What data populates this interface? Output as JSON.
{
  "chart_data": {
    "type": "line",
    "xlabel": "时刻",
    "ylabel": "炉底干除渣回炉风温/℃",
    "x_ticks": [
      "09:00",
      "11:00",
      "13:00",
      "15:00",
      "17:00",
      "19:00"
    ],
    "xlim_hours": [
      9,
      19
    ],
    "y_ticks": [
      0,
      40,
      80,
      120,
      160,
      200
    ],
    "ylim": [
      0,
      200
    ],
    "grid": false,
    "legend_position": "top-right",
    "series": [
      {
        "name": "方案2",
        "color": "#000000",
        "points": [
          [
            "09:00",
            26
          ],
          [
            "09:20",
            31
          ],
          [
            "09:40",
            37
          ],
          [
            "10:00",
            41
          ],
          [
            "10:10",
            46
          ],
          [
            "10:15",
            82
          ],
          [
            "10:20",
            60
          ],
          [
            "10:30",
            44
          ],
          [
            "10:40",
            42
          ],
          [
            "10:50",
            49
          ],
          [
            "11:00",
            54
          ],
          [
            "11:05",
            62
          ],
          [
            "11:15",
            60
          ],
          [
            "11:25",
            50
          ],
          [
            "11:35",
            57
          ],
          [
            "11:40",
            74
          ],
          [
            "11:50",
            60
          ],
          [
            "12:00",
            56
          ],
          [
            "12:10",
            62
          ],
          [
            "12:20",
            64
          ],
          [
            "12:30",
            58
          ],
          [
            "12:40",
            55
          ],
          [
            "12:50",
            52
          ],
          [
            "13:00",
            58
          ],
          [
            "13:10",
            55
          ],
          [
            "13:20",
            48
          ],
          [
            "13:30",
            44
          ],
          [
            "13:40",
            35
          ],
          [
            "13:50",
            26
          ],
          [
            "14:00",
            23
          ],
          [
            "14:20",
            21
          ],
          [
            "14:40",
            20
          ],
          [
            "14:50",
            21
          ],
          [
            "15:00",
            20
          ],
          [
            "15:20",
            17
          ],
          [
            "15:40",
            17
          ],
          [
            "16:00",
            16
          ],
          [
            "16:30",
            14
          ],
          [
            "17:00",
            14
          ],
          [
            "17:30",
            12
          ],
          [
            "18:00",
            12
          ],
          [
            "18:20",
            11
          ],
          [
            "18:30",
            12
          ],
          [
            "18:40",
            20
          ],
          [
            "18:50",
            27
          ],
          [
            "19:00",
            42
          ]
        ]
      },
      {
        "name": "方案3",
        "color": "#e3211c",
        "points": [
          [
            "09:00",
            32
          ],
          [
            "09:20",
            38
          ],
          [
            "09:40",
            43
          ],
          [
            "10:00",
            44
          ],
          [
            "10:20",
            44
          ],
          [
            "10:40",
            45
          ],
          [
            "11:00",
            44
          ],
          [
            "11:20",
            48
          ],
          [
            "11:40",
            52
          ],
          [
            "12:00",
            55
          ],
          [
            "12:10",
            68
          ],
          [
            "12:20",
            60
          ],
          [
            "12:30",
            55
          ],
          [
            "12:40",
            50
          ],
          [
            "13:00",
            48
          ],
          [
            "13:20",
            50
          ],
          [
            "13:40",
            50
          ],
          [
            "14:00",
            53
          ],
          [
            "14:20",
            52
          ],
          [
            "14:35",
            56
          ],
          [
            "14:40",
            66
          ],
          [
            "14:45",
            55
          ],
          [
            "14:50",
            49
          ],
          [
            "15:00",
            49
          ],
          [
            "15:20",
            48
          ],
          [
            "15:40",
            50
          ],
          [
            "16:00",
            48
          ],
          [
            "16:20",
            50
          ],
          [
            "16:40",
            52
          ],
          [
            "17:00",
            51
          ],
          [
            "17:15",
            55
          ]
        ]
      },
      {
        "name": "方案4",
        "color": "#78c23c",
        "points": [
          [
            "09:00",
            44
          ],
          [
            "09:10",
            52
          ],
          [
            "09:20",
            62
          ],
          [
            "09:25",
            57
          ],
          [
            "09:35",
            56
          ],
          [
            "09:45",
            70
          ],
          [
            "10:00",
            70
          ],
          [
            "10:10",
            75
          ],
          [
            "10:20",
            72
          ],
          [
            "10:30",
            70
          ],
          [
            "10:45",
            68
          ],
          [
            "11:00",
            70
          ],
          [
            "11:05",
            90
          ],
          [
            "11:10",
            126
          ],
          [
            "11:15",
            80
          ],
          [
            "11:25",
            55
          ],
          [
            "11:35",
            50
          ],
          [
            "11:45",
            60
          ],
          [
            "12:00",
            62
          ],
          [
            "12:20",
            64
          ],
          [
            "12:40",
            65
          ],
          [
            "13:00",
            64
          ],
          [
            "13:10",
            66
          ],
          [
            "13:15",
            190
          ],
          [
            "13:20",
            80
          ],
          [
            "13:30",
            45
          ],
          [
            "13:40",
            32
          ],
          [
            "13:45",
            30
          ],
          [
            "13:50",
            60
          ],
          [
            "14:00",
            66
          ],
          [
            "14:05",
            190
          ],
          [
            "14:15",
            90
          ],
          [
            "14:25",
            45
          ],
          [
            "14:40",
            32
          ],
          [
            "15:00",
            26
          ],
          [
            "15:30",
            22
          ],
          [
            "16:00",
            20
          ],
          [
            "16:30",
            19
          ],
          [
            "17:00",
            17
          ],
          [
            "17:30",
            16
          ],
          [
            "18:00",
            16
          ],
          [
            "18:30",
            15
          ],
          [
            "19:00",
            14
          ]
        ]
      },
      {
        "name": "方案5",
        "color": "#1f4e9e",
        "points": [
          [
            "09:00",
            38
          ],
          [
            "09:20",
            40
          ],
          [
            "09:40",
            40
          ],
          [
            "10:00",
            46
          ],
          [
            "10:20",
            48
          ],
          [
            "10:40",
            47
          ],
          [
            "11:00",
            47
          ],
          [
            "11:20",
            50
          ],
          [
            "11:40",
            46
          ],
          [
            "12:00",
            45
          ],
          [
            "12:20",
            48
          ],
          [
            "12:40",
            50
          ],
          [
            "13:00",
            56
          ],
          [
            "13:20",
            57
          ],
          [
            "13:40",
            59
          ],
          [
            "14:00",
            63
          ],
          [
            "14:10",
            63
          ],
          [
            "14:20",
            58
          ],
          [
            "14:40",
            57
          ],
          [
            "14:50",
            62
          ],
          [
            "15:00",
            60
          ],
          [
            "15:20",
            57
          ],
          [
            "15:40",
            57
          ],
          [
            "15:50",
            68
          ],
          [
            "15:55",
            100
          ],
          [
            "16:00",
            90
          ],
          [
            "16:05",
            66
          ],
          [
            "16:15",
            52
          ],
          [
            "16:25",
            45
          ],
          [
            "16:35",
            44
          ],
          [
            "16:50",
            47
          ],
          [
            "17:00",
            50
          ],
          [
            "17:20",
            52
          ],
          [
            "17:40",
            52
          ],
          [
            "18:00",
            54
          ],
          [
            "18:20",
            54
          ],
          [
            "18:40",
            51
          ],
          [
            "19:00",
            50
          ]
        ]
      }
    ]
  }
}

★ ★ ★

Task instructions: Retype the listing. Match it exactly.

Response to the exercise:
What data populates this interface? Output as JSON.
{
  "chart_data": {
    "type": "line",
    "xlabel": "时刻",
    "ylabel": "炉底干除渣回炉风温/℃",
    "x_ticks": [
      "09:00",
      "11:00",
      "13:00",
      "15:00",
      "17:00",
      "19:00"
    ],
    "xlim_hours": [
      9,
      19
    ],
    "y_ticks": [
      0,
      40,
      80,
      120,
      160,
      200
    ],
    "ylim": [
      0,
      200
    ],
    "grid": false,
    "legend_position": "top-right",
    "series": [
      {
        "name": "方案2",
        "color": "#000000",
        "points": [
          [
            "09:00",
            26
          ],
          [
            "09:20",
            31
          ],
          [
            "09:40",
            37
          ],
          [
            "10:00",
            41
          ],
          [
            "10:10",
            46
          ],
          [
            "10:15",
            82
          ],
          [
            "10:20",
            60
          ],
          [
            "10:30",
            44
          ],
          [
            "10:40",
            42
          ],
          [
            "10:50",
            49
          ],
          [
            "11:00",
            54
          ],
          [
            "11:05",
            62
          ],
          [
            "11:15",
            60
          ],
          [
            "11:25",
            50
          ],
          [
            "11:35",
            57
          ],
          [
            "11:40",
            74
          ],
          [
            "11:50",
            60
          ],
          [
            "12:00",
            56
          ],
          [
            "12:10",
            62
          ],
          [
            "12:20",
            64
          ],
          [
            "12:30",
            58
          ],
          [
            "12:40",
            55
          ],
          [
            "12:50",
            52
          ],
          [
            "13:00",
            58
          ],
          [
            "13:10",
            55
          ],
          [
            "13:20",
            48
          ],
          [
            "13:30",
            44
          ],
          [
            "13:40",
            35
          ],
          [
            "13:50",
            26
          ],
          [
            "14:00",
            23
          ],
          [
            "14:20",
            21
          ],
          [
            "14:40",
            20
          ],
          [
            "14:50",
            21
          ],
          [
            "15:00",
            20
          ],
          [
            "15:20",
            17
          ],
          [
            "15:40",
            17
          ],
          [
            "16:00",
            16
          ],
          [
            "16:30",
            14
          ],
          [
            "17:00",
            14
          ],
          [
            "17:30",
            12
          ],
          [
            "18:00",
            12
          ],
          [
            "18:20",
            11
          ],
          [
            "18:30",
            12
          ],
          [
            "18:40",
            20
          ],
          [
            "18:50",
            27
          ],
          [
            "19:00",
            42
          ]
        ]
      },
      {
        "name": "方案3",
        "color": "#e3211c",
        "points": [
          [
            "09:00",
            32
          ],
          [
            "09:20",
            38
          ],
          [
            "09:40",
            43
          ],
          [
            "10:00",
            44
          ],
          [
            "10:20",
            44
          ],
          [
            "10:40",
            45
          ],
          [
            "11:00",
            44
          ],
          [
            "11:20",
            48
          ],
          [
            "11:40",
            52
          ],
          [
            "12:00",
            55
          ],
          [
            "12:10",
            68
          ],
          [
            "12:20",
            60
          ],
          [
            "12:30",
            55
          ],
          [
            "12:40",
            50
          ],
          [
            "13:00",
            48
          ],
          [
            "13:20",
            50
          ],
          [
            "13:40",
            50
          ],
          [
            "14:00",
            53
          ],
          [
            "14:20",
            52
          ],
          [
            "14:35",
            56
          ],
          [
            "14:40",
            66
          ],
          [
            "14:45",
            55
          ],
          [
            "14:50",
            49
          ],
          [
            "15:00",
            49
          ],
          [
            "15:20",
            48
          ],
          [
            "15:40",
            50
          ],
          [
            "16:00",
            48
          ],
          [
            "16:20",
            50
          ],
          [
            "16:40",
            52
          ],
          [
            "17:00",
            51
          ],
          [
            "17:15",
            55
          ]
        ]
      },
      {
        "name": "方案4",
        "color": "#78c23c",
        "points": [
          [
            "09:00",
            44
          ],
          [
            "09:10",
            52
          ],
          [
            "09:20",
            62
          ],
          [
            "09:25",
            57
          ],
          [
            "09:35",
            56
          ],
          [
            "09:45",
            70
          ],
          [
            "10:00",
            70
          ],
          [
            "10:10",
            75
          ],
          [
            "10:20",
            72
          ],
          [
            "10:30",
            70
          ],
          [
            "10:45",
            68
          ],
          [
            "11:00",
            70
          ],
          [
            "11:05",
            90
          ],
          [
            "11:10",
            126
          ],
          [
            "11:15",
            80
          ],
          [
            "11:25",
            55
          ],
          [
            "11:35",
            50
          ],
          [
            "11:45",
            60
          ],
          [
            "12:00",
            62
          ],
          [
            "12:20",
            64
          ],
          [
            "12:40",
            65
          ],
          [
            "13:00",
            64
          ],
          [
            "13:10",
            66
          ],
          [
            "13:15",
            190
          ],
          [
            "13:20",
            80
          ],
          [
            "13:30",
            45
          ],
          [
            "13:40",
            32
          ],
          [
            "13:45",
            30
          ],
          [
            "13:50",
            60
          ],
          [
            "14:00",
            66
          ],
          [
            "14:05",
            190
          ],
          [
            "14:15",
            90
          ],
          [
            "14:25",
            45
          ],
          [
            "14:40",
            32
          ],
          [
            "15:00",
            26
          ],
          [
            "15:30",
            22
          ],
          [
            "16:00",
            20
          ],
          [
            "16:30",
            19
          ],
          [
            "17:00",
            17
          ],
          [
            "17:30",
            16
          ],
          [
            "18:00",
            16
          ],
          [
            "18:30",
            15
          ],
          [
            "19:00",
            14
          ]
        ]
      },
      {
        "name": "方案5",
        "color": "#1f4e9e",
        "points": [
          [
            "09:00",
            38
          ],
          [
            "09:20",
            40
          ],
          [
            "09:40",
            40
          ],
          [
            "10:00",
            46
          ],
          [
            "10:20",
            48
          ],
          [
            "10:40",
            47
          ],
          [
            "11:00",
            47
          ],
          [
            "11:20",
            50
          ],
          [
            "11:40",
            46
          ],
          [
            "12:00",
            45
          ],
          [
            "12:20",
            48
          ],
          [
            "12:40",
            50
          ],
          [
            "13:00",
            56
          ],
          [
            "13:20",
            57
          ],
          [
            "13:40",
            59
          ],
          [
            "14:00",
            63
          ],
          [
            "14:10",
            63
          ],
          [
            "14:20",
            58
          ],
          [
            "14:40",
            57
          ],
          [
            "14:50",
            62
          ],
          [
            "15:00",
            60
          ],
          [
            "15:20",
            57
          ],
          [
            "15:40",
            57
          ],
          [
            "15:50",
            68
          ],
          [
            "15:55",
            100
          ],
          [
            "16:00",
            90
          ],
          [
            "16:05",
            66
          ],
          [
            "16:15",
            52
          ],
          [
            "16:25",
            45
          ],
          [
            "16:35",
            44
          ],
          [
            "16:50",
            47
          ],
          [
            "17:00",
            50
          ],
          [
            "17:20",
            52
          ],
          [
            "17:40",
            52
          ],
          [
            "18:00",
            54
          ],
          [
            "18:20",
            54
          ],
          [
            "18:40",
            51
          ],
          [
            "19:00",
            50
          ]
        ]
      }
    ]
  }
}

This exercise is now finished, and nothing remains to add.